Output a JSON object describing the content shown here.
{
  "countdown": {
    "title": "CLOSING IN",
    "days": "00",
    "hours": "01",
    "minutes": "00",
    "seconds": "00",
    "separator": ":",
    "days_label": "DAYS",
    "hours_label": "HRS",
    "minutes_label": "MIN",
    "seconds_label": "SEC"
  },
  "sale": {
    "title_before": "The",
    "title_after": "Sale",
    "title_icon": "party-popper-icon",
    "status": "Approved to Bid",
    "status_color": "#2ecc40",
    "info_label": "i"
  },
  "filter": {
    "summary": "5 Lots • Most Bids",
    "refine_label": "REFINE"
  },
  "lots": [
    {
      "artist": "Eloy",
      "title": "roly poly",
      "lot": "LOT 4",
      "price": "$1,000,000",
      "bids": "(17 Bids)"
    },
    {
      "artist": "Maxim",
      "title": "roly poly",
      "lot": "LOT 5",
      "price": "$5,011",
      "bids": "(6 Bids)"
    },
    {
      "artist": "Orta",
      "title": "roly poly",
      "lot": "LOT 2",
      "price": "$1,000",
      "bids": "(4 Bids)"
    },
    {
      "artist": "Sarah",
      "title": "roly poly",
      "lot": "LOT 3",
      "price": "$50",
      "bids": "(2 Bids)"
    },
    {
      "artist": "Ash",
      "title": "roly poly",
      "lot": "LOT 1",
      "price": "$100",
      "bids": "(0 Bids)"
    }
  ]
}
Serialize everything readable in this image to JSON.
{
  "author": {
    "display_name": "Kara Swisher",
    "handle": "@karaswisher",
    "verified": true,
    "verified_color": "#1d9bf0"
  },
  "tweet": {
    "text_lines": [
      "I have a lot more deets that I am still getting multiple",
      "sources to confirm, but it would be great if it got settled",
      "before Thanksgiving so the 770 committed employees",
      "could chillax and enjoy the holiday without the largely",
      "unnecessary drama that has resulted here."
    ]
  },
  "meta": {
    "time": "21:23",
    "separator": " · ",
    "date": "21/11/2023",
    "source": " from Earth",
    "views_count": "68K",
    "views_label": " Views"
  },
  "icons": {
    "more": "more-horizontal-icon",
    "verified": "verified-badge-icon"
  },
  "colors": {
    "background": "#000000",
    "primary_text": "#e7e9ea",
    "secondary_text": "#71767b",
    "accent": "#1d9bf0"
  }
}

□ □ □

## WHAT YOU HAVE TO DO
Recopy the whole listing exactly.

## EXERCISE RESPONSE
Output a JSON object describing the content shown here.
{
  "countdown": {
    "title": "CLOSING IN",
    "days": "00",
    "hours": "01",
    "minutes": "00",
    "seconds": "00",
    "separator": ":",
    "days_label": "DAYS",
    "hours_label": "HRS",
    "minutes_label": "MIN",
    "seconds_label": "SEC"
  },
  "sale": {
    "title_before": "The",
    "title_after": "Sale",
    "title_icon": "party-popper-icon",
    "status": "Approved to Bid",
    "status_color": "#2ecc40",
    "info_label": "i"
  },
  "filter": {
    "summary": "5 Lots • Most Bids",
    "refine_label": "REFINE"
  },
  "lots": [
    {
      "artist": "Eloy",
      "title": "roly poly",
      "lot": "LOT 4",
      "price": "$1,000,000",
      "bids": "(17 Bids)"
    },
    {
      "artist": "Maxim",
      "title": "roly poly",
      "lot": "LOT 5",
      "price": "$5,011",
      "bids": "(6 Bids)"
    },
    {
      "artist": "Orta",
      "title": "roly poly",
      "lot": "LOT 2",
      "price": "$1,000",
      "bids": "(4 Bids)"
    },
    {
      "artist": "Sarah",
      "title": "roly poly",
      "lot": "LOT 3",
      "price": "$50",
      "bids": "(2 Bids)"
    },
    {
      "artist": "Ash",
      "title": "roly poly",
      "lot": "LOT 1",
      "price": "$100",
      "bids": "(0 Bids)"
    }
  ]
}
Serialize everything readable in this image to JSON.
{
  "author": {
    "display_name": "Kara Swisher",
    "handle": "@karaswisher",
    "verified": true,
    "verified_color": "#1d9bf0"
  },
  "tweet": {
    "text_lines": [
      "I have a lot more deets that I am still getting multiple",
      "sources to confirm, but it would be great if it got settled",
      "before Thanksgiving so the 770 committed employees",
      "could chillax and enjoy the holiday without the largely",
      "unnecessary drama that has resulted here."
    ]
  },
  "meta": {
    "time": "21:23",
    "separator": " · ",
    "date": "21/11/2023",
    "source": " from Earth",
    "views_count": "68K",
    "views_label": " Views"
  },
  "icons": {
    "more": "more-horizontal-icon",
    "verified": "verified-badge-icon"
  },
  "colors": {
    "background": "#000000",
    "primary_text": "#e7e9ea",
    "secondary_text": "#71767b",
    "accent": "#1d9bf0"
  }
}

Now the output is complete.